> _CHALLENGE_:
Can you quote the records below in full, word for word?

> _WORKING DATA_:
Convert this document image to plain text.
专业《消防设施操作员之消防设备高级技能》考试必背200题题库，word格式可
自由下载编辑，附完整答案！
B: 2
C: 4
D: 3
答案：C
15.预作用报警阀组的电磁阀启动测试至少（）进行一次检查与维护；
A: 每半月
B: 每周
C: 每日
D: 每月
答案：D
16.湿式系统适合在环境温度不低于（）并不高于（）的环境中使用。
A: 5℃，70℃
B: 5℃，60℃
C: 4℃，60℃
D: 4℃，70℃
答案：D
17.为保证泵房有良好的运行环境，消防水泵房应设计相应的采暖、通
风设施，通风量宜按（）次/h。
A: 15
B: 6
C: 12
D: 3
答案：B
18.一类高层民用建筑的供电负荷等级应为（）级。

> _THE ANSWER_:
Convert this document image to plain text.
专业《消防设施操作员之消防设备高级技能》考试必背200题题库，word格式可
自由下载编辑，附完整答案！
B: 2
C: 4
D: 3
答案：C
15.预作用报警阀组的电磁阀启动测试至少（）进行一次检查与维护；
A: 每半月
B: 每周
C: 每日
D: 每月
答案：D
16.湿式系统适合在环境温度不低于（）并不高于（）的环境中使用。
A: 5℃，70℃
B: 5℃，60℃
C: 4℃，60℃
D: 4℃，70℃
答案：D
17.为保证泵房有良好的运行环境，消防水泵房应设计相应的采暖、通
风设施，通风量宜按（）次/h。
A: 15
B: 6
C: 12
D: 3
答案：B
18.一类高层民用建筑的供电负荷等级应为（）级。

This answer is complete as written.